WHAT IS NEEDED
Among the records that follow, count the lines with the string "this"; report only that count.

BEGIN SUPPLIED ENTRIES

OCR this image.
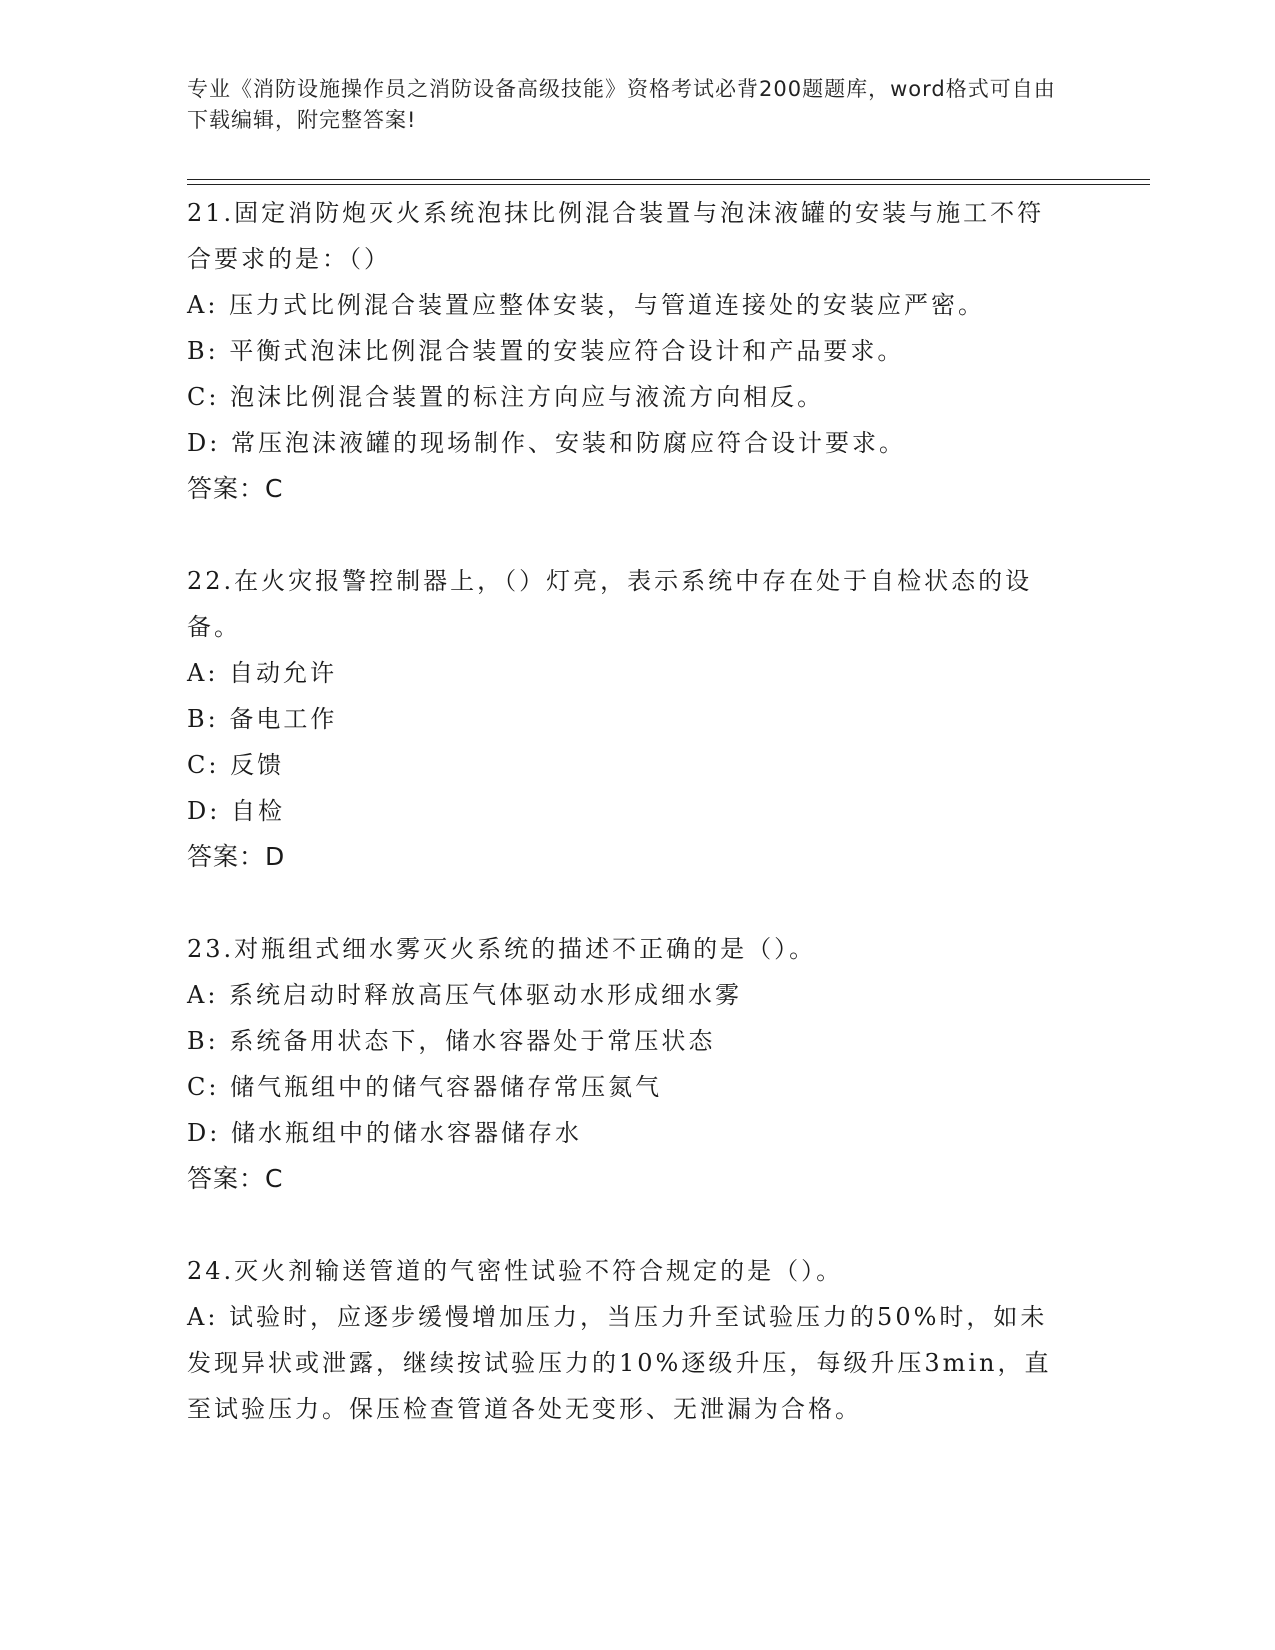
专业《消防设施操作员之消防设备高级技能》资格考试必背200题题库，word格式可自由下载编辑，附完整答案!

21.固定消防炮灭火系统泡抹比例混合装置与泡沫液罐的安装与施工不符合要求的是：（）

A: 压力式比例混合装置应整体安装，与管道连接处的安装应严密。

B: 平衡式泡沫比例混合装置的安装应符合设计和产品要求。

C: 泡沫比例混合装置的标注方向应与液流方向相反。

D: 常压泡沫液罐的现场制作、安装和防腐应符合设计要求。

答案：C

22.在火灾报警控制器上，（）灯亮，表示系统中存在处于自检状态的设备。

A: 自动允许

B: 备电工作

C: 反馈

D: 自检

答案：D

23.对瓶组式细水雾灭火系统的描述不正确的是（）。

A: 系统启动时释放高压气体驱动水形成细水雾

B: 系统备用状态下，储水容器处于常压状态

C: 储气瓶组中的储气容器储存常压氮气

D: 储水瓶组中的储水容器储存水

答案：C

24.灭火剂输送管道的气密性试验不符合规定的是（）。

A: 试验时，应逐步缓慢增加压力，当压力升至试验压力的50%时，如未发现异状或泄露，继续按试验压力的10%逐级升压，每级升压3min，直至试验压力。保压检查管道各处无变形、无泄漏为合格。
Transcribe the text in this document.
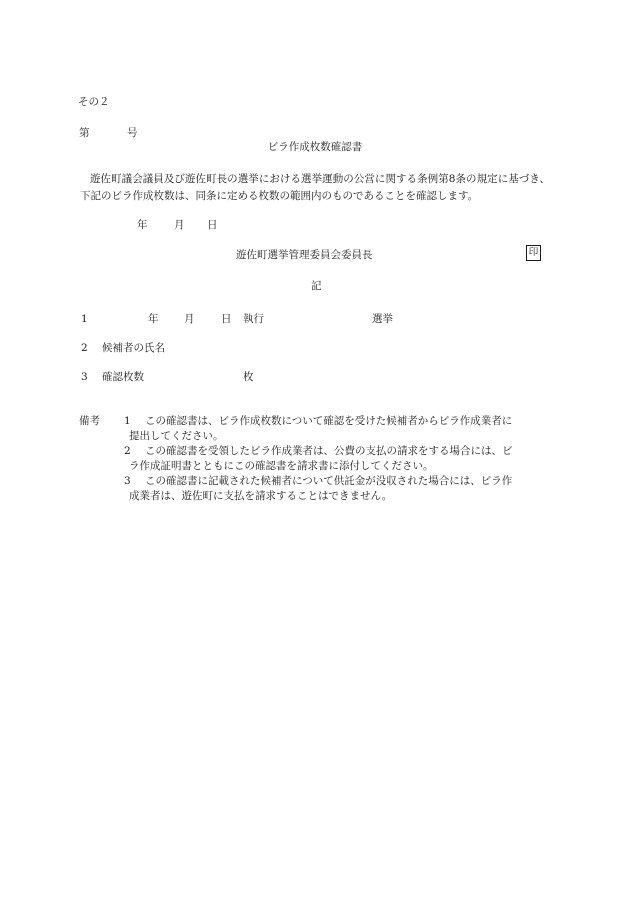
その２
第	号
ビラ作成枚数確認書
遊佐町議会議員及び遊佐町長の選挙における選挙運動の公営に関する条例第8条の規定に基づき、下記のビラ作成枚数は、同条に定める枚数の範囲内のものであることを確認します。
年	月 日
遊佐町選挙管理委員会委員長	印
記
1	年 月	日 執行	選挙
2 候補者の氏名
3 確認枚数	枚
備考 1	この確認書は、ビラ作成枚数について確認を受けた候補者からビラ作成業者に
提出してください。
2	この確認書を受領したビラ作成業者は、公費の支払の請求をする場合には、ビ
ラ作成証明書とともにこの確認書を請求書に添付してください。
3	この確認書に記載された候補者について供託金が没収された場合には、ビラ作
成業者は、遊佐町に支払を請求することはできません。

END SUPPLIED ENTRIES

TASK RESULT
2